* [Do this]:
Identify every line in the records below that contains the word "color", and copy each of those lines.

* [Input for this task]:

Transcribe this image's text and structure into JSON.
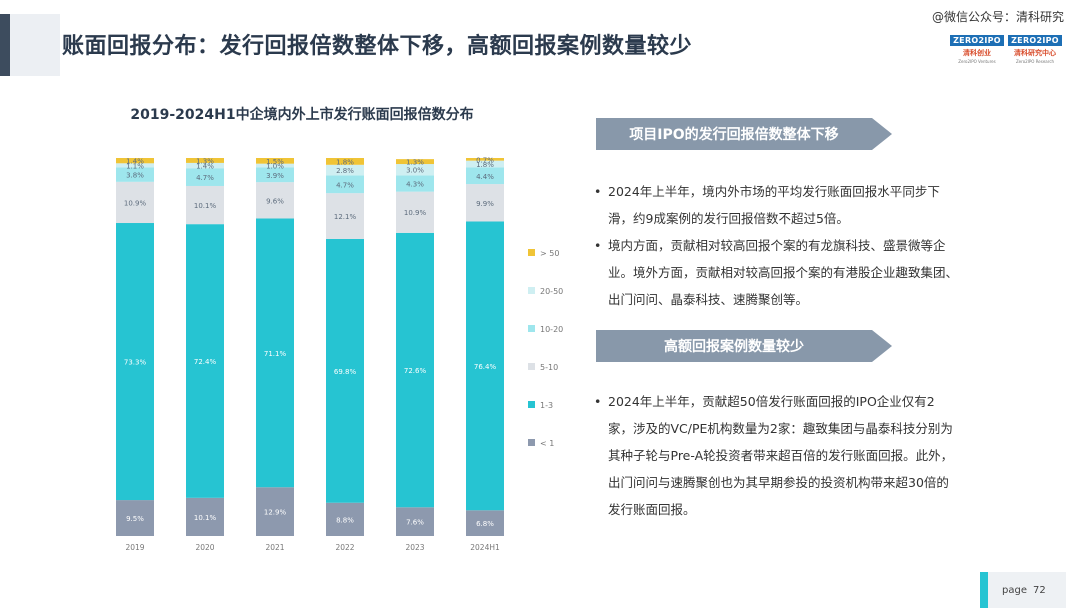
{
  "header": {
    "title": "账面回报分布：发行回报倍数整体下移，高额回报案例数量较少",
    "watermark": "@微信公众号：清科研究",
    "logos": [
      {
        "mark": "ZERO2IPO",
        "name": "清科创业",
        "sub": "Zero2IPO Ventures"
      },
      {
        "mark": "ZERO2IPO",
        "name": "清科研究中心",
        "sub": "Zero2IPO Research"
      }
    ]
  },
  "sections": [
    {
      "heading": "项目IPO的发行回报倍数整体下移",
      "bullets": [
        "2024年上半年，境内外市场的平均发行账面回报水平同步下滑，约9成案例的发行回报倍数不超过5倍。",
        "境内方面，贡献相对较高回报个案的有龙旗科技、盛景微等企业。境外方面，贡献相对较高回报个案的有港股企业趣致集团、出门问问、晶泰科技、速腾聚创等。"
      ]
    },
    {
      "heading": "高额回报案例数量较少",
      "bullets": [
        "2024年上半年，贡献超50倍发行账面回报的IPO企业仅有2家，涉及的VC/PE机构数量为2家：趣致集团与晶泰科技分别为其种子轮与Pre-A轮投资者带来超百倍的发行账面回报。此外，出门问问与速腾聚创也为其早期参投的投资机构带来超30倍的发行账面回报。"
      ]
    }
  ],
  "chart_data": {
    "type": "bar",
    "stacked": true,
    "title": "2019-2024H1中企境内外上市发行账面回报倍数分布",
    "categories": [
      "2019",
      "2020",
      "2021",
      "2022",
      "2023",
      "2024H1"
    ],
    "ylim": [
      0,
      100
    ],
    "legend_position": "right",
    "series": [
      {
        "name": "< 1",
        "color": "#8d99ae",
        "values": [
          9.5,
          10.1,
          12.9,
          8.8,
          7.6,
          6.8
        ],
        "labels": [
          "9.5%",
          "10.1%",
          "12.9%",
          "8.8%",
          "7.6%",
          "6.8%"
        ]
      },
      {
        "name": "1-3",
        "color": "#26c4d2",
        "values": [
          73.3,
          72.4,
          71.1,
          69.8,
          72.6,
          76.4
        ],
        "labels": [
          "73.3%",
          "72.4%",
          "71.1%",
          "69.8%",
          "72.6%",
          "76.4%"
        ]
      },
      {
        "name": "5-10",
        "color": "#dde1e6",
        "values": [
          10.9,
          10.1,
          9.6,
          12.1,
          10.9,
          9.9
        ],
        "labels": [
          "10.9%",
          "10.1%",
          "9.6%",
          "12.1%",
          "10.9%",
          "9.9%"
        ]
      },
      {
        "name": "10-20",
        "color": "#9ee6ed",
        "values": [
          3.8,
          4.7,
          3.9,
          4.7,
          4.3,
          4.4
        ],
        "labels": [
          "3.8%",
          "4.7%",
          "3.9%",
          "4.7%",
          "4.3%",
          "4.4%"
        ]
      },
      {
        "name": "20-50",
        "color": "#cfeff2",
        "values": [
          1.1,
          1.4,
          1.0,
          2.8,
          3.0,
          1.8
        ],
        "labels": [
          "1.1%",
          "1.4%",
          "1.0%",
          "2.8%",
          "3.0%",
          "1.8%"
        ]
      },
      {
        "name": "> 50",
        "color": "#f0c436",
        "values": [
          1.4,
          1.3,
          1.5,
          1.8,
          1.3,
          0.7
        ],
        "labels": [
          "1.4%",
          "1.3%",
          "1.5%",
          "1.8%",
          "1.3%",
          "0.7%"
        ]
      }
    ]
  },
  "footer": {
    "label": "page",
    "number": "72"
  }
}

* [Output for this exercise]:
        "color": "#8d99ae",
        "color": "#26c4d2",
        "color": "#dde1e6",
        "color": "#9ee6ed",
        "color": "#cfeff2",
        "color": "#f0c436",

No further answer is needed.